- **Records to process**
* * * *

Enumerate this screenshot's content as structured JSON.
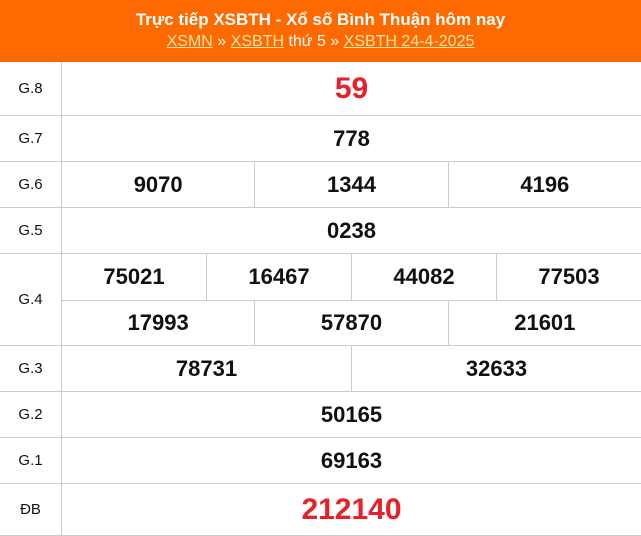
{
  "header": {
    "title": "Trực tiếp XSBTH - Xổ số Bình Thuận hôm nay",
    "link1": "XSMN",
    "sep1": " » ",
    "link2": "XSBTH",
    "mid": " thứ 5 » ",
    "link3": "XSBTH 24-4-2025"
  },
  "colors": {
    "header_bg": "#ff6a00",
    "special": "#e8202a"
  },
  "prizes": [
    {
      "label": "G.8",
      "lines": [
        [
          "59"
        ]
      ],
      "red": true
    },
    {
      "label": "G.7",
      "lines": [
        [
          "778"
        ]
      ]
    },
    {
      "label": "G.6",
      "lines": [
        [
          "9070",
          "1344",
          "4196"
        ]
      ]
    },
    {
      "label": "G.5",
      "lines": [
        [
          "0238"
        ]
      ]
    },
    {
      "label": "G.4",
      "lines": [
        [
          "75021",
          "16467",
          "44082",
          "77503"
        ],
        [
          "17993",
          "57870",
          "21601"
        ]
      ]
    },
    {
      "label": "G.3",
      "lines": [
        [
          "78731",
          "32633"
        ]
      ]
    },
    {
      "label": "G.2",
      "lines": [
        [
          "50165"
        ]
      ]
    },
    {
      "label": "G.1",
      "lines": [
        [
          "69163"
        ]
      ]
    },
    {
      "label": "ĐB",
      "lines": [
        [
          "212140"
        ]
      ],
      "red": true
    }
  ]
}
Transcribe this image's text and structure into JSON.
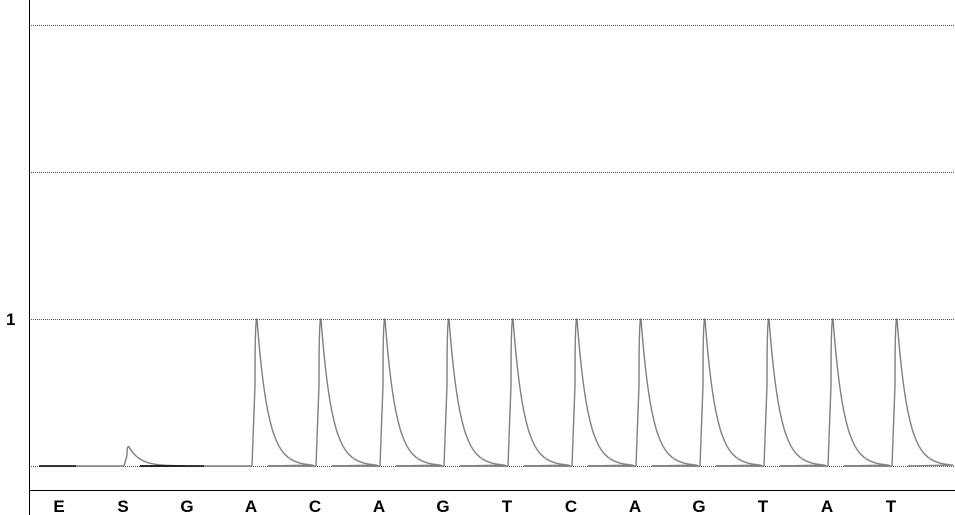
{
  "chart_data": {
    "type": "line",
    "title": "",
    "xlabel": "",
    "ylabel": "",
    "categories": [
      "E",
      "S",
      "G",
      "A",
      "C",
      "A",
      "G",
      "T",
      "C",
      "A",
      "G",
      "T",
      "A",
      "T"
    ],
    "y_tick_labels": [
      {
        "value": 1,
        "label": "1"
      }
    ],
    "gridlines_y": [
      0,
      1,
      2,
      3
    ],
    "ylim": [
      -0.17,
      3.2
    ],
    "grid": true,
    "peaks": [
      {
        "category": "E",
        "height": 0
      },
      {
        "category": "S",
        "height": 0.13
      },
      {
        "category": "G",
        "height": 0
      },
      {
        "category": "A",
        "height": 1.0
      },
      {
        "category": "C",
        "height": 1.0
      },
      {
        "category": "A",
        "height": 1.0
      },
      {
        "category": "G",
        "height": 1.0
      },
      {
        "category": "T",
        "height": 1.0
      },
      {
        "category": "C",
        "height": 1.0
      },
      {
        "category": "A",
        "height": 1.0
      },
      {
        "category": "G",
        "height": 1.0
      },
      {
        "category": "T",
        "height": 1.0
      },
      {
        "category": "A",
        "height": 1.0
      },
      {
        "category": "T",
        "height": 1.0
      }
    ],
    "colors": {
      "trace": "#808080",
      "baseline": "#000000",
      "grid": "#555555",
      "axis": "#000000"
    }
  }
}
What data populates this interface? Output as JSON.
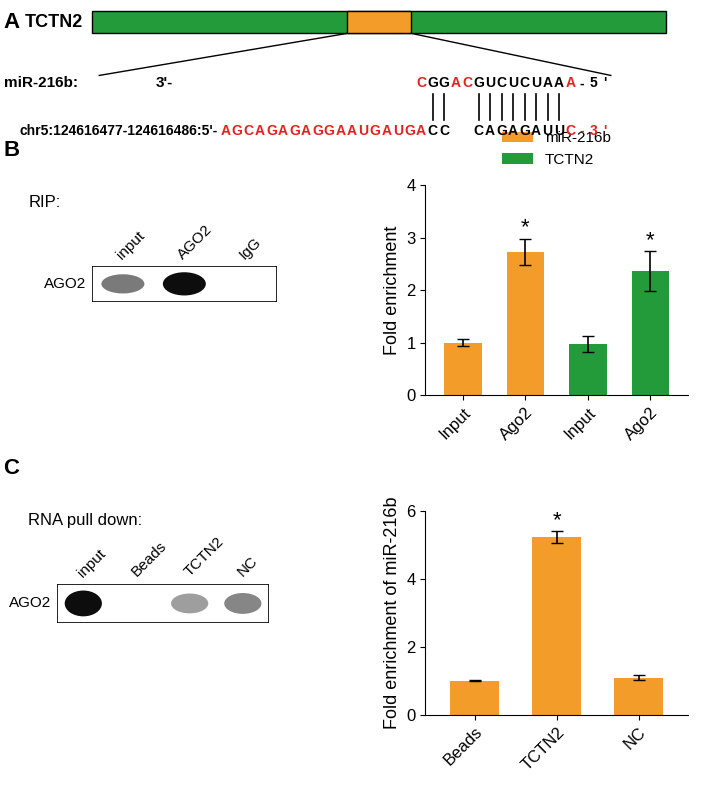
{
  "diagram": {
    "label": "A",
    "gene": "TCTN2",
    "mirna_label": "miR-216b:",
    "mirna_end": "3'-",
    "mirna_segments": [
      {
        "text": "C",
        "color": "#e8201c"
      },
      {
        "text": "GG",
        "color": "#000000"
      },
      {
        "text": "AC",
        "color": "#e8201c"
      },
      {
        "text": "GUCUCUAA",
        "color": "#000000"
      },
      {
        "text": "A",
        "color": "#e8201c"
      },
      {
        "text": "-5'",
        "color": "#000000"
      }
    ],
    "target_segments": [
      {
        "text": "chr5:124616477-124616486:5'-",
        "color": "#000000"
      },
      {
        "text": "AGCAGAGAGGAAUGAUGA",
        "color": "#e8201c"
      },
      {
        "text": "CC  CAGAGAUU",
        "color": "#000000"
      },
      {
        "text": "C-3'",
        "color": "#e8201c"
      }
    ]
  },
  "blots": [
    {
      "label": "B",
      "title": "RIP:",
      "lanes": [
        "input",
        "AGO2",
        "IgG"
      ],
      "band": "AGO2",
      "band_strength": [
        0.55,
        1.0,
        0.0
      ]
    },
    {
      "label": "C",
      "title": "RNA pull down:",
      "lanes": [
        "input",
        "Beads",
        "TCTN2",
        "NC"
      ],
      "band": "AGO2",
      "band_strength": [
        1.0,
        0.0,
        0.4,
        0.5
      ]
    }
  ],
  "chart_data": [
    {
      "type": "bar",
      "categories": [
        "Input",
        "Ago2",
        "Input",
        "Ago2"
      ],
      "series": [
        {
          "name": "miR-216b",
          "color": "#f39c2a",
          "values": [
            1.0,
            2.73,
            null,
            null
          ],
          "errors": [
            0.07,
            0.25,
            null,
            null
          ],
          "marks": [
            null,
            "*",
            null,
            null
          ]
        },
        {
          "name": "TCTN2",
          "color": "#239b3b",
          "values": [
            null,
            null,
            0.98,
            2.36
          ],
          "errors": [
            null,
            null,
            0.15,
            0.38
          ],
          "marks": [
            null,
            null,
            null,
            "*"
          ]
        }
      ],
      "ylabel": "Fold enrichment",
      "ylim": [
        0,
        4
      ],
      "yticks": [
        0,
        1,
        2,
        3,
        4
      ],
      "legend": "top"
    },
    {
      "type": "bar",
      "categories": [
        "Beads",
        "TCTN2",
        "NC"
      ],
      "values": [
        1.0,
        5.22,
        1.08
      ],
      "errors": [
        0.02,
        0.18,
        0.07
      ],
      "marks": [
        null,
        "*",
        null
      ],
      "color": "#f39c2a",
      "ylabel": "Fold enrichment of miR-216b",
      "ylim": [
        0,
        6
      ],
      "yticks": [
        0,
        2,
        4,
        6
      ]
    }
  ]
}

* * * *

- **What you need to do**
Copy each line exactly, and leave the pictures out of your copy.

- **Answer to this problem**
Enumerate this screenshot's content as structured JSON.
{
  "header": {
    "title": "Trực tiếp XSBTH - Xổ số Bình Thuận hôm nay",
    "link1": "XSMN",
    "sep1": " » ",
    "link2": "XSBTH",
    "mid": " thứ 5 » ",
    "link3": "XSBTH 24-4-2025"
  },
  "colors": {
    "header_bg": "#ff6a00",
    "special": "#e8202a"
  },
  "prizes": [
    {
      "label": "G.8",
      "lines": [
        [
          "59"
        ]
      ],
      "red": true
    },
    {
      "label": "G.7",
      "lines": [
        [
          "778"
        ]
      ]
    },
    {
      "label": "G.6",
      "lines": [
        [
          "9070",
          "1344",
          "4196"
        ]
      ]
    },
    {
      "label": "G.5",
      "lines": [
        [
          "0238"
        ]
      ]
    },
    {
      "label": "G.4",
      "lines": [
        [
          "75021",
          "16467",
          "44082",
          "77503"
        ],
        [
          "17993",
          "57870",
          "21601"
        ]
      ]
    },
    {
      "label": "G.3",
      "lines": [
        [
          "78731",
          "32633"
        ]
      ]
    },
    {
      "label": "G.2",
      "lines": [
        [
          "50165"
        ]
      ]
    },
    {
      "label": "G.1",
      "lines": [
        [
          "69163"
        ]
      ]
    },
    {
      "label": "ĐB",
      "lines": [
        [
          "212140"
        ]
      ],
      "red": true
    }
  ]
}
Transcribe this image's text and structure into JSON.
{
  "chart_data": {
    "type": "line",
    "title": "",
    "xlabel": "",
    "ylabel": "",
    "categories": [
      "E",
      "S",
      "G",
      "A",
      "C",
      "A",
      "G",
      "T",
      "C",
      "A",
      "G",
      "T",
      "A",
      "T"
    ],
    "y_tick_labels": [
      {
        "value": 1,
        "label": "1"
      }
    ],
    "gridlines_y": [
      0,
      1,
      2,
      3
    ],
    "ylim": [
      -0.17,
      3.2
    ],
    "grid": true,
    "peaks": [
      {
        "category": "E",
        "height": 0
      },
      {
        "category": "S",
        "height": 0.13
      },
      {
        "category": "G",
        "height": 0
      },
      {
        "category": "A",
        "height": 1.0
      },
      {
        "category": "C",
        "height": 1.0
      },
      {
        "category": "A",
        "height": 1.0
      },
      {
        "category": "G",
        "height": 1.0
      },
      {
        "category": "T",
        "height": 1.0
      },
      {
        "category": "C",
        "height": 1.0
      },
      {
        "category": "A",
        "height": 1.0
      },
      {
        "category": "G",
        "height": 1.0
      },
      {
        "category": "T",
        "height": 1.0
      },
      {
        "category": "A",
        "height": 1.0
      },
      {
        "category": "T",
        "height": 1.0
      }
    ],
    "colors": {
      "trace": "#808080",
      "baseline": "#000000",
      "grid": "#555555",
      "axis": "#000000"
    }
  }
}
What data populates this interface? Output as JSON.
{
  "diagram": {
    "label": "A",
    "gene": "TCTN2",
    "mirna_label": "miR-216b:",
    "mirna_end": "3'-",
    "mirna_segments": [
      {
        "text": "C",
        "color": "#e8201c"
      },
      {
        "text": "GG",
        "color": "#000000"
      },
      {
        "text": "AC",
        "color": "#e8201c"
      },
      {
        "text": "GUCUCUAA",
        "color": "#000000"
      },
      {
        "text": "A",
        "color": "#e8201c"
      },
      {
        "text": "-5'",
        "color": "#000000"
      }
    ],
    "target_segments": [
      {
        "text": "chr5:124616477-124616486:5'-",
        "color": "#000000"
      },
      {
        "text": "AGCAGAGAGGAAUGAUGA",
        "color": "#e8201c"
      },
      {
        "text": "CC  CAGAGAUU",
        "color": "#000000"
      },
      {
        "text": "C-3'",
        "color": "#e8201c"
      }
    ]
  },
  "blots": [
    {
      "label": "B",
      "title": "RIP:",
      "lanes": [
        "input",
        "AGO2",
        "IgG"
      ],
      "band": "AGO2",
      "band_strength": [
        0.55,
        1.0,
        0.0
      ]
    },
    {
      "label": "C",
      "title": "RNA pull down:",
      "lanes": [
        "input",
        "Beads",
        "TCTN2",
        "NC"
      ],
      "band": "AGO2",
      "band_strength": [
        1.0,
        0.0,
        0.4,
        0.5
      ]
    }
  ],
  "chart_data": [
    {
      "type": "bar",
      "categories": [
        "Input",
        "Ago2",
        "Input",
        "Ago2"
      ],
      "series": [
        {
          "name": "miR-216b",
          "color": "#f39c2a",
          "values": [
            1.0,
            2.73,
            null,
            null
          ],
          "errors": [
            0.07,
            0.25,
            null,
            null
          ],
          "marks": [
            null,
            "*",
            null,
            null
          ]
        },
        {
          "name": "TCTN2",
          "color": "#239b3b",
          "values": [
            null,
            null,
            0.98,
            2.36
          ],
          "errors": [
            null,
            null,
            0.15,
            0.38
          ],
          "marks": [
            null,
            null,
            null,
            "*"
          ]
        }
      ],
      "ylabel": "Fold enrichment",
      "ylim": [
        0,
        4
      ],
      "yticks": [
        0,
        1,
        2,
        3,
        4
      ],
      "legend": "top"
    },
    {
      "type": "bar",
      "categories": [
        "Beads",
        "TCTN2",
        "NC"
      ],
      "values": [
        1.0,
        5.22,
        1.08
      ],
      "errors": [
        0.02,
        0.18,
        0.07
      ],
      "marks": [
        null,
        "*",
        null
      ],
      "color": "#f39c2a",
      "ylabel": "Fold enrichment of miR-216b",
      "ylim": [
        0,
        6
      ],
      "yticks": [
        0,
        2,
        4,
        6
      ]
    }
  ]
}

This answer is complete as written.